> [To do]: Write out the listing below again, swapping each "Désactivé" for "Inactif" and leaving everything else as it is.
------------------------
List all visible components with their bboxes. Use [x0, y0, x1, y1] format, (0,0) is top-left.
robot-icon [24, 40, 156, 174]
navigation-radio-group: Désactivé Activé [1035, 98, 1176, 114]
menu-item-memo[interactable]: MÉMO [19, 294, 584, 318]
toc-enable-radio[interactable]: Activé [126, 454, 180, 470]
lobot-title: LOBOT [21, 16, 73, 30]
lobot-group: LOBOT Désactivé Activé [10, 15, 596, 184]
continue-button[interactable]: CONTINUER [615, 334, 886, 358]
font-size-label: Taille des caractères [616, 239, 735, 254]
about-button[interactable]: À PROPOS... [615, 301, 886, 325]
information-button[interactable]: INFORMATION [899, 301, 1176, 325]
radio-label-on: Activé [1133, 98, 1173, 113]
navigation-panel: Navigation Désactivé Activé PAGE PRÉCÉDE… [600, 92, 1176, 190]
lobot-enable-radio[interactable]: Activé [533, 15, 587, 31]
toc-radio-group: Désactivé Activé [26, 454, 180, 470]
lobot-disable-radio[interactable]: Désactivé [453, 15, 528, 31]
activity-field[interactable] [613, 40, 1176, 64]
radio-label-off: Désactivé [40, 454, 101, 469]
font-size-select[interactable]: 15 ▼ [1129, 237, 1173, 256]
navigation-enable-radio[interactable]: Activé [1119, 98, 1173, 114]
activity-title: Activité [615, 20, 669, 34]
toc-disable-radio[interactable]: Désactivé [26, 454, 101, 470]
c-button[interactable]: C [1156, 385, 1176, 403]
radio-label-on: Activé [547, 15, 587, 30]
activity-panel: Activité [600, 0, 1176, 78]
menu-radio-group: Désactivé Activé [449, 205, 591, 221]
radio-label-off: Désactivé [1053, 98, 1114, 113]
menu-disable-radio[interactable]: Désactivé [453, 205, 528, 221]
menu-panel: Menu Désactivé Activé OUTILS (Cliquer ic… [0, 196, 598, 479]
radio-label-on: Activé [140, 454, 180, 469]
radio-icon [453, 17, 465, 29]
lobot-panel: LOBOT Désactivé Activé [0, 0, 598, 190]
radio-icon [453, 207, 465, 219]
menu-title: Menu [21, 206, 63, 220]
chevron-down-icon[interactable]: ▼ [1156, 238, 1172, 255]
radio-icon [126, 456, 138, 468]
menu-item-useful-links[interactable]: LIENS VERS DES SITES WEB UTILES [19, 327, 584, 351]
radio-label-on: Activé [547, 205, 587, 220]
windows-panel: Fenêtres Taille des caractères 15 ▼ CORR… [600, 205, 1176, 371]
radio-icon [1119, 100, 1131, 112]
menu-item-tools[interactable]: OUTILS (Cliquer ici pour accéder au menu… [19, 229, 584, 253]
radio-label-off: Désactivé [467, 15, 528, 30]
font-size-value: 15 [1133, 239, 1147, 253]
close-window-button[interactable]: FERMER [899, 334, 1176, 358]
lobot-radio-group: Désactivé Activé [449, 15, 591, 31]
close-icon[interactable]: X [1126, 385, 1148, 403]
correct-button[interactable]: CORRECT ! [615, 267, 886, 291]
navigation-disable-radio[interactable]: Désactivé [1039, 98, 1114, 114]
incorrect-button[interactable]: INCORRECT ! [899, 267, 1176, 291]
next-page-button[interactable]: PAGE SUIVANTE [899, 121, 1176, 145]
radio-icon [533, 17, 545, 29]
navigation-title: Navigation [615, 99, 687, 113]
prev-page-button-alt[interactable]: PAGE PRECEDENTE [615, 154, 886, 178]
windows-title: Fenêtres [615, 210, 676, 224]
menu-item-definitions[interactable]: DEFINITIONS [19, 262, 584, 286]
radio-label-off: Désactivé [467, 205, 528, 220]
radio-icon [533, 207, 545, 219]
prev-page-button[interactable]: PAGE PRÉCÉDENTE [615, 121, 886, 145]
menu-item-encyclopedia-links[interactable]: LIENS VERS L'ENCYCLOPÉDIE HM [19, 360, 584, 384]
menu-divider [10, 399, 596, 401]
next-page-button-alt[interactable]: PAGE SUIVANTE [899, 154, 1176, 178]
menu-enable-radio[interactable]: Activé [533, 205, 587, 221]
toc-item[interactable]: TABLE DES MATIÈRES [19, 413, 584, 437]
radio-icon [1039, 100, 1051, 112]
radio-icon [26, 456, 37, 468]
------------------------
> [The response]:
List all visible components with their bboxes. Use [x0, y0, x1, y1] format, (0,0) is top-left.
robot-icon [24, 40, 156, 174]
navigation-radio-group: Inactif Activé [1035, 98, 1176, 114]
menu-item-memo[interactable]: MÉMO [19, 294, 584, 318]
toc-enable-radio[interactable]: Activé [126, 454, 180, 470]
lobot-title: LOBOT [21, 16, 73, 30]
lobot-group: LOBOT Inactif Activé [10, 15, 596, 184]
continue-button[interactable]: CONTINUER [615, 334, 886, 358]
font-size-label: Taille des caractères [616, 239, 735, 254]
about-button[interactable]: À PROPOS... [615, 301, 886, 325]
information-button[interactable]: INFORMATION [899, 301, 1176, 325]
radio-label-on: Activé [1133, 98, 1173, 113]
navigation-panel: Navigation Inactif Activé PAGE PRÉCÉDE… [600, 92, 1176, 190]
lobot-enable-radio[interactable]: Activé [533, 15, 587, 31]
toc-radio-group: Inactif Activé [26, 454, 180, 470]
lobot-disable-radio[interactable]: Inactif [453, 15, 528, 31]
activity-field[interactable] [613, 40, 1176, 64]
radio-label-off: Inactif [40, 454, 101, 469]
font-size-select[interactable]: 15 ▼ [1129, 237, 1173, 256]
navigation-enable-radio[interactable]: Activé [1119, 98, 1173, 114]
activity-title: Activité [615, 20, 669, 34]
toc-disable-radio[interactable]: Inactif [26, 454, 101, 470]
c-button[interactable]: C [1156, 385, 1176, 403]
radio-label-on: Activé [547, 15, 587, 30]
activity-panel: Activité [600, 0, 1176, 78]
menu-radio-group: Inactif Activé [449, 205, 591, 221]
radio-label-off: Inactif [1053, 98, 1114, 113]
menu-disable-radio[interactable]: Inactif [453, 205, 528, 221]
menu-panel: Menu Inactif Activé OUTILS (Cliquer ic… [0, 196, 598, 479]
radio-label-on: Activé [140, 454, 180, 469]
radio-icon [453, 17, 465, 29]
lobot-panel: LOBOT Inactif Activé [0, 0, 598, 190]
radio-icon [453, 207, 465, 219]
menu-title: Menu [21, 206, 63, 220]
chevron-down-icon[interactable]: ▼ [1156, 238, 1172, 255]
radio-icon [126, 456, 138, 468]
menu-item-useful-links[interactable]: LIENS VERS DES SITES WEB UTILES [19, 327, 584, 351]
radio-label-on: Activé [547, 205, 587, 220]
windows-panel: Fenêtres Taille des caractères 15 ▼ CORR… [600, 205, 1176, 371]
radio-icon [1119, 100, 1131, 112]
menu-item-tools[interactable]: OUTILS (Cliquer ici pour accéder au menu… [19, 229, 584, 253]
radio-label-off: Inactif [467, 15, 528, 30]
font-size-value: 15 [1133, 239, 1147, 253]
close-window-button[interactable]: FERMER [899, 334, 1176, 358]
lobot-radio-group: Inactif Activé [449, 15, 591, 31]
close-icon[interactable]: X [1126, 385, 1148, 403]
correct-button[interactable]: CORRECT ! [615, 267, 886, 291]
navigation-disable-radio[interactable]: Inactif [1039, 98, 1114, 114]
incorrect-button[interactable]: INCORRECT ! [899, 267, 1176, 291]
next-page-button[interactable]: PAGE SUIVANTE [899, 121, 1176, 145]
radio-icon [533, 17, 545, 29]
navigation-title: Navigation [615, 99, 687, 113]
prev-page-button-alt[interactable]: PAGE PRECEDENTE [615, 154, 886, 178]
windows-title: Fenêtres [615, 210, 676, 224]
menu-item-definitions[interactable]: DEFINITIONS [19, 262, 584, 286]
radio-label-off: Inactif [467, 205, 528, 220]
radio-icon [533, 207, 545, 219]
prev-page-button[interactable]: PAGE PRÉCÉDENTE [615, 121, 886, 145]
menu-item-encyclopedia-links[interactable]: LIENS VERS L'ENCYCLOPÉDIE HM [19, 360, 584, 384]
menu-divider [10, 399, 596, 401]
next-page-button-alt[interactable]: PAGE SUIVANTE [899, 154, 1176, 178]
menu-enable-radio[interactable]: Activé [533, 205, 587, 221]
toc-item[interactable]: TABLE DES MATIÈRES [19, 413, 584, 437]
radio-icon [1039, 100, 1051, 112]
radio-icon [26, 456, 37, 468]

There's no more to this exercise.